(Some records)

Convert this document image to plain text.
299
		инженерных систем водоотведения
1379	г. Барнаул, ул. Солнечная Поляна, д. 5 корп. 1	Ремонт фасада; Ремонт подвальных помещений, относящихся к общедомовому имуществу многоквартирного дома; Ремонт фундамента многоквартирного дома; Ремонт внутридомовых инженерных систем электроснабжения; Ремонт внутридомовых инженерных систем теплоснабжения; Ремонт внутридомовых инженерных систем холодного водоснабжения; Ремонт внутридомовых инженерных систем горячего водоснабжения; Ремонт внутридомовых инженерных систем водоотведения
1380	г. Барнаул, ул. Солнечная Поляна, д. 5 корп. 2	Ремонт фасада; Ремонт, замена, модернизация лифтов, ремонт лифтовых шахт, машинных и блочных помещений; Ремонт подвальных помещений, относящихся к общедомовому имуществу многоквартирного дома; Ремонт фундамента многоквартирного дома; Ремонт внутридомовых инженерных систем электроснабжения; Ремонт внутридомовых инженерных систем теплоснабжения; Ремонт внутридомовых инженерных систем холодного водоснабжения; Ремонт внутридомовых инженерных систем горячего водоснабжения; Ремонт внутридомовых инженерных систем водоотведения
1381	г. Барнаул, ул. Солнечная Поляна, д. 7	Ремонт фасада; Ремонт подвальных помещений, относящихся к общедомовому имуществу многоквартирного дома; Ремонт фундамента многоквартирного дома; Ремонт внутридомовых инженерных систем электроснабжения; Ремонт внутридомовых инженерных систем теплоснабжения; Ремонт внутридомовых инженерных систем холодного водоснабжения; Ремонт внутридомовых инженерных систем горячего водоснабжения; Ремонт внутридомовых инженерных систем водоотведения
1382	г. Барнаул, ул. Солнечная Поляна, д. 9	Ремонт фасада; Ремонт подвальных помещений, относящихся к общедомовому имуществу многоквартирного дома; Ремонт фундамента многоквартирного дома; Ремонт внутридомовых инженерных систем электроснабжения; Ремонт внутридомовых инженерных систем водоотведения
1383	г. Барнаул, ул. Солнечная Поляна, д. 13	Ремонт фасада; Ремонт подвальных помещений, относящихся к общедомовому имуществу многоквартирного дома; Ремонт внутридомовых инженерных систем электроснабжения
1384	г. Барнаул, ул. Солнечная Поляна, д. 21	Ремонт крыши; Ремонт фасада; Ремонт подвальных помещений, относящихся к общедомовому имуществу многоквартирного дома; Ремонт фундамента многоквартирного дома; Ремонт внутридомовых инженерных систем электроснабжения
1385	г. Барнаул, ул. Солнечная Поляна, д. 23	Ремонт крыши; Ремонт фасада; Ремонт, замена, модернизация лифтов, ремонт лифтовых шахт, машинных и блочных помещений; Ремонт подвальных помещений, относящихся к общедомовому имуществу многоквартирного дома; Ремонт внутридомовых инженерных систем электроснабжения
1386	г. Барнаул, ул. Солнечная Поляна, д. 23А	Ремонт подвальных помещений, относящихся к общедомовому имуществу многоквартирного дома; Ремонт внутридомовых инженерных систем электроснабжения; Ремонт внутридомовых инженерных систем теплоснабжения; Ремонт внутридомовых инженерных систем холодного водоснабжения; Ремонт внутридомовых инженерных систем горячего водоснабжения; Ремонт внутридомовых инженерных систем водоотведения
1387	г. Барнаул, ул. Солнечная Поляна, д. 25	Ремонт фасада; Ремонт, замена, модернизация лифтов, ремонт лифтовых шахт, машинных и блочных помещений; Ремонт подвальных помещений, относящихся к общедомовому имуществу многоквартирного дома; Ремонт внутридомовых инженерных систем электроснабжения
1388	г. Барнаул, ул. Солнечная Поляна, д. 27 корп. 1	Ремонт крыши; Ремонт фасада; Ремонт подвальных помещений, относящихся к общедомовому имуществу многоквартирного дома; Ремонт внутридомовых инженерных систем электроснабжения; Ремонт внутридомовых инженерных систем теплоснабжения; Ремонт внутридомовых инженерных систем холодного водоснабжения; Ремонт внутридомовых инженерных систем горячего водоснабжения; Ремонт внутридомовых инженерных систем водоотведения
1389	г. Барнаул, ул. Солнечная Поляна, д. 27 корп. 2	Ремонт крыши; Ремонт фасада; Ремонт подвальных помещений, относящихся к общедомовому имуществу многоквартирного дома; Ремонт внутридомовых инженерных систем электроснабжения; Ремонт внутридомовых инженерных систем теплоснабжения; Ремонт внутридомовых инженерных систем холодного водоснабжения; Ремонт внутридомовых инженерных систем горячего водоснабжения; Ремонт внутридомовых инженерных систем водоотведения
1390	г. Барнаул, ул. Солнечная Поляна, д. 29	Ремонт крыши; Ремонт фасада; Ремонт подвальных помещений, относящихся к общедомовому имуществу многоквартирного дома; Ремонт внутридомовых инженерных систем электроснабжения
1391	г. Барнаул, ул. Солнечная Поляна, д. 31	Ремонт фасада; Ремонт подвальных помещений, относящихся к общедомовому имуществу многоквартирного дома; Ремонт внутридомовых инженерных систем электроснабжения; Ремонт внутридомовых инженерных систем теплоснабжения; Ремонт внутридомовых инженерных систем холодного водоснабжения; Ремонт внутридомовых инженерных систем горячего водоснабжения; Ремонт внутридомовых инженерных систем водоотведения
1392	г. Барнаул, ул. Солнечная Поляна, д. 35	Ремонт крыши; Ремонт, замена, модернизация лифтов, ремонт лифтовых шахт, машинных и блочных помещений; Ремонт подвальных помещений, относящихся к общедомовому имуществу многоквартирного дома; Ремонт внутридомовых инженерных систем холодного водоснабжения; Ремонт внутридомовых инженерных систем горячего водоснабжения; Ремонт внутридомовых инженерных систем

PROBLEM TO WORK ON:
Filter the records for lines holding the string "машинных". Copy each one.

RESULT FOR THIS EXERCISE:
1380	г. Барнаул, ул. Солнечная Поляна, д. 5 корп. 2	Ремонт фасада; Ремонт, замена, модернизация лифтов, ремонт лифтовых шахт, машинных и блочных помещений; Ремонт подвальных помещений, относящихся к общедомовому имуществу многоквартирного дома; Ремонт фундамента многоквартирного дома; Ремонт внутридомовых инженерных систем электроснабжения; Ремонт внутридомовых инженерных систем теплоснабжения; Ремонт внутридомовых инженерных систем холодного водоснабжения; Ремонт внутридомовых инженерных систем горячего водоснабжения; Ремонт внутридомовых инженерных систем водоотведения
1385	г. Барнаул, ул. Солнечная Поляна, д. 23	Ремонт крыши; Ремонт фасада; Ремонт, замена, модернизация лифтов, ремонт лифтовых шахт, машинных и блочных помещений; Ремонт подвальных помещений, относящихся к общедомовому имуществу многоквартирного дома; Ремонт внутридомовых инженерных систем электроснабжения
1387	г. Барнаул, ул. Солнечная Поляна, д. 25	Ремонт фасада; Ремонт, замена, модернизация лифтов, ремонт лифтовых шахт, машинных и блочных помещений; Ремонт подвальных помещений, относящихся к общедомовому имуществу многоквартирного дома; Ремонт внутридомовых инженерных систем электроснабжения
1392	г. Барнаул, ул. Солнечная Поляна, д. 35	Ремонт крыши; Ремонт, замена, модернизация лифтов, ремонт лифтовых шахт, машинных и блочных помещений; Ремонт подвальных помещений, относящихся к общедомовому имуществу многоквартирного дома; Ремонт внутридомовых инженерных систем холодного водоснабжения; Ремонт внутридомовых инженерных систем горячего водоснабжения; Ремонт внутридомовых инженерных систем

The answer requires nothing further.